Seitenauszug.
# Shell-Skript



## lernen.2007 (14. Juni 2009)

Hallo,

wie kann ich mit einem Shell-Anweisung überprüfen, ob ein String ein Teilstring in sich hat z.B.

String 1 = "lernen2007"
String 2 ="lern"

Jetzt muss die fFunktion nachschauen, ob die String2 in String1 vorkommt. Falls ja, dann sollte er ein Rückgabewert liefern. Kennt jemand von euch so ein Shell-Skript Funktion?

Danke im Voraus


----------



## deepthroat (14. Juni 2009)

Hi.

Welche Shell? Bash, (t)csh, zsh, ksh?

Schonmal die entsprechende Manpage gelesen? Oder im Internet *gesucht*... ;-]

Gruß


----------



## Raubkopierer (14. Juni 2009)

Muss es unbedingt Bash sein?

Mit Python müsste das in etwa so gehen:


```
string1 = "lernen2007"

Material erkunden.
1. Aktualisiere im Forumsthread zum Shell-Skript den Abschnitt zwischen "Jetzt muss die" und "ein Shell-Skript Funktion?", beide eingeschlossen, und setze dabei "Statuscode" an die Stelle von "Rückgabewert".
2. Schreibe den Forumsthread zum Shell-Skript ab dem Punkt weiter, an dem er endet.

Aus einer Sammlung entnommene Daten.
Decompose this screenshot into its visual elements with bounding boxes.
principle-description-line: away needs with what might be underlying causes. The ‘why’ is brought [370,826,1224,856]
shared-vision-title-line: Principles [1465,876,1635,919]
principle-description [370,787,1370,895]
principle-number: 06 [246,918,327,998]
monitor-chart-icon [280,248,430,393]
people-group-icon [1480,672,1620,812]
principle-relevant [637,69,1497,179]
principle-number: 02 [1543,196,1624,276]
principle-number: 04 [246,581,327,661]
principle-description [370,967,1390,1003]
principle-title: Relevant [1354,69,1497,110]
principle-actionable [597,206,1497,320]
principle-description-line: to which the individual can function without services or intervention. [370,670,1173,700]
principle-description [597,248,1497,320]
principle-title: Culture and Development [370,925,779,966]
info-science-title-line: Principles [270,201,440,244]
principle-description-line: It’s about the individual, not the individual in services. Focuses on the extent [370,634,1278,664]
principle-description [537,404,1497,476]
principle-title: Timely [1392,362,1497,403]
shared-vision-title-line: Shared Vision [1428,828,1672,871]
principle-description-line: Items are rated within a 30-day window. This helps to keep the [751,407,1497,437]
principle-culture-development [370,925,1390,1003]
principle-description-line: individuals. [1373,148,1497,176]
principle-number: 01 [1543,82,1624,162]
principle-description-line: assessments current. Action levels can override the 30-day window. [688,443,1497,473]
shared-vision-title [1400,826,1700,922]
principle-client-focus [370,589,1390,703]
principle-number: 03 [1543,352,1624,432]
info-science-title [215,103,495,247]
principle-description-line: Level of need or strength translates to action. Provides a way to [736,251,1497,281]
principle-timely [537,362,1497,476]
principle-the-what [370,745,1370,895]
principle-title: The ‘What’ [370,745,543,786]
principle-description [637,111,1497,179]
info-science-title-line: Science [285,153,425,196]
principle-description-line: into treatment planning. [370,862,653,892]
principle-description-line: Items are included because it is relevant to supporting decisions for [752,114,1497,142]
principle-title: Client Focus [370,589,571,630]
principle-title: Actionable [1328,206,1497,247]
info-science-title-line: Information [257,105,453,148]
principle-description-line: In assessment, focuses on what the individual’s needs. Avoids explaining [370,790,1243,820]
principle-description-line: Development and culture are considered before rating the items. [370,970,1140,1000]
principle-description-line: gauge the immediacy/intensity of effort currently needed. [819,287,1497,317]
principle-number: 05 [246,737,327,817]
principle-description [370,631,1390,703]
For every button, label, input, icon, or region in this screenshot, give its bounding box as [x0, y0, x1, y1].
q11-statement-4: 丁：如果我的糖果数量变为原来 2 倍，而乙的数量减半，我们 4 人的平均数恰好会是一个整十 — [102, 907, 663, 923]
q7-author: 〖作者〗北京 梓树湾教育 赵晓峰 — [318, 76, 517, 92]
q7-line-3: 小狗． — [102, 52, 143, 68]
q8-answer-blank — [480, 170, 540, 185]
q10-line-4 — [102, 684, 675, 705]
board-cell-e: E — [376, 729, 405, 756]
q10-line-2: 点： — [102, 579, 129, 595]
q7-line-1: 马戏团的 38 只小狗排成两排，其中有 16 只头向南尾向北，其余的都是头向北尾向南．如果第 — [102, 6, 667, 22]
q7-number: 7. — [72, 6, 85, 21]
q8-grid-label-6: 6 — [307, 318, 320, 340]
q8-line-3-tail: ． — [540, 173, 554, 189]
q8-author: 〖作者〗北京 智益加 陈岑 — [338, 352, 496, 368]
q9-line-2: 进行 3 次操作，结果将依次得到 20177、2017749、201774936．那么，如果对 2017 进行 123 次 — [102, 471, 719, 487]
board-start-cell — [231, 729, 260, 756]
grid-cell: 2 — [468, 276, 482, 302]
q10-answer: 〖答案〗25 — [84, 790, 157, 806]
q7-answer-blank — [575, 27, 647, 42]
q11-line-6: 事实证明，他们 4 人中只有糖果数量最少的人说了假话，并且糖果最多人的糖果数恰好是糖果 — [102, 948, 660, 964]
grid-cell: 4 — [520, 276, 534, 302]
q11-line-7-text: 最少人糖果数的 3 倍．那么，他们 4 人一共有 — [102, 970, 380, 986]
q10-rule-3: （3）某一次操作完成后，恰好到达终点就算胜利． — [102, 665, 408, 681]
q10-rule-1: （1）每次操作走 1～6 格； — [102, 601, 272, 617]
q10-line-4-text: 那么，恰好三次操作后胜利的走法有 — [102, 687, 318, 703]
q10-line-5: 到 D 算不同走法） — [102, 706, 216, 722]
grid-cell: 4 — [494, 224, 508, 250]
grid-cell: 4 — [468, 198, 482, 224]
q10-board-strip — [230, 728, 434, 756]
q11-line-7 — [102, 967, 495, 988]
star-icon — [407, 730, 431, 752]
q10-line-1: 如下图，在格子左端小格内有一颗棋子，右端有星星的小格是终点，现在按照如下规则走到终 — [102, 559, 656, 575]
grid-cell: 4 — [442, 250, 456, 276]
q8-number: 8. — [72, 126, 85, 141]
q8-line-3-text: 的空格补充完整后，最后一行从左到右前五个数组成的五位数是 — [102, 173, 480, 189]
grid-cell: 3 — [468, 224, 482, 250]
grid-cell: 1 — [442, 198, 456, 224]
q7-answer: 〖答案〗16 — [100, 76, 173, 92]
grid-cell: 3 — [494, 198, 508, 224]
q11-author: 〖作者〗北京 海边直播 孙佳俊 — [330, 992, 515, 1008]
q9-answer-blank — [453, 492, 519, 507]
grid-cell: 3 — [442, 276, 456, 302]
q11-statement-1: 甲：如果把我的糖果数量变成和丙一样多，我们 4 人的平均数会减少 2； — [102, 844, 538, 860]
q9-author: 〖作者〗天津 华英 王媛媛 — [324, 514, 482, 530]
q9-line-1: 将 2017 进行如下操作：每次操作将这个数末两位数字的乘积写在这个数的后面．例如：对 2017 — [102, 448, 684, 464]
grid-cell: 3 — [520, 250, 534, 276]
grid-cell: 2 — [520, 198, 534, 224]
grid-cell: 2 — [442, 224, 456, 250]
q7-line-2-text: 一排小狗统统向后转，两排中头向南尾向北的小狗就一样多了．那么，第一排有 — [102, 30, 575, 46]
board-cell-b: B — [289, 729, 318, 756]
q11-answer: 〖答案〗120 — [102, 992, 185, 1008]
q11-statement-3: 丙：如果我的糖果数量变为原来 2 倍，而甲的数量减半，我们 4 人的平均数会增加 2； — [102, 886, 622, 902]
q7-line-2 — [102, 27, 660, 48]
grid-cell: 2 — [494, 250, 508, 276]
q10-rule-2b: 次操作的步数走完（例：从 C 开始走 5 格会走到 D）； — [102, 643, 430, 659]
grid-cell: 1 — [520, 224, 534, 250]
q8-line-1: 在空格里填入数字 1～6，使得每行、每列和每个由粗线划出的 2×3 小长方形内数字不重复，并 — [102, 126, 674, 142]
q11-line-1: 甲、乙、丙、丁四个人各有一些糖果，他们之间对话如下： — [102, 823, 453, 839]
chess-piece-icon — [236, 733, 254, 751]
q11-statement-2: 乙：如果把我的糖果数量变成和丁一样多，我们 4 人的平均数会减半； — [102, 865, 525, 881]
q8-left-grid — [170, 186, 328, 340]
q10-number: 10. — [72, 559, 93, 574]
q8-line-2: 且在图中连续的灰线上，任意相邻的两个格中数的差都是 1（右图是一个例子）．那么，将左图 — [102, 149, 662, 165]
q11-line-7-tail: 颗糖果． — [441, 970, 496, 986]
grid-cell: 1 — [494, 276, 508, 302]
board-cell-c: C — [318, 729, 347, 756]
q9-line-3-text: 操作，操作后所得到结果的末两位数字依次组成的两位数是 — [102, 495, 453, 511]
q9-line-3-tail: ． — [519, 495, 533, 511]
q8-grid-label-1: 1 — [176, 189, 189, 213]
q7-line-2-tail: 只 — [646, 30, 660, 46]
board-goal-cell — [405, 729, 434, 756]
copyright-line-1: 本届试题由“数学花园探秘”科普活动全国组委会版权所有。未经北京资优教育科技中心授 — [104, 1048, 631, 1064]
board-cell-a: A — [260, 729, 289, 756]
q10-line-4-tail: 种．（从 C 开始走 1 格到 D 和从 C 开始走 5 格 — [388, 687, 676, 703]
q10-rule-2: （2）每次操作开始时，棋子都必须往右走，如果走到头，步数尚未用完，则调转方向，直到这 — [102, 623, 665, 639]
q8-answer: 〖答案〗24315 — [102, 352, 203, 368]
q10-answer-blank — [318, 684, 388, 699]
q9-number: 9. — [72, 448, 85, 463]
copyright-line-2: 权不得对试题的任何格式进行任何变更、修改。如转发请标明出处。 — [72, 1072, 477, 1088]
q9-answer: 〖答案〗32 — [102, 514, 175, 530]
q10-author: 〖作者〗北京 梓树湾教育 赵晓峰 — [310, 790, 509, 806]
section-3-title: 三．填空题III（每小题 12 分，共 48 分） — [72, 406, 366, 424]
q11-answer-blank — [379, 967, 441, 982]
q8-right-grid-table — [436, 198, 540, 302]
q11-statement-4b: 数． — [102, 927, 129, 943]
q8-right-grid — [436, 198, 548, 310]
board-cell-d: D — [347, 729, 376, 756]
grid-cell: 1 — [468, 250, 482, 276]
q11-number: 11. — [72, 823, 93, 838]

Erwartete Ergebnisse.
1.
Jetzt muss die fFunktion nachschauen, ob die String2 in String1 vorkommt. Falls ja, dann sollte er ein Statuscode liefern. Kennt jemand von euch so ein Shell-Skript Funktion?

2.
string2 ="lern"

if string2 in string1:
    print True
else:
    print False
```

Das ganze in ein Script packen, ausführbar machen und entsprechend in den Rest deines Scriptes einpassen müsste an und für sich funktionieren.


----------



## Navy (14. Juni 2009)

```
StringA=TestString
StringB=Str

if [ ${StringA/$StringB/} != $StringA ]; then
  echo substring exists
fi
```


----------



## lernen.2007 (29. Juni 2009)

Danke. Alle Lösungen funktionieren.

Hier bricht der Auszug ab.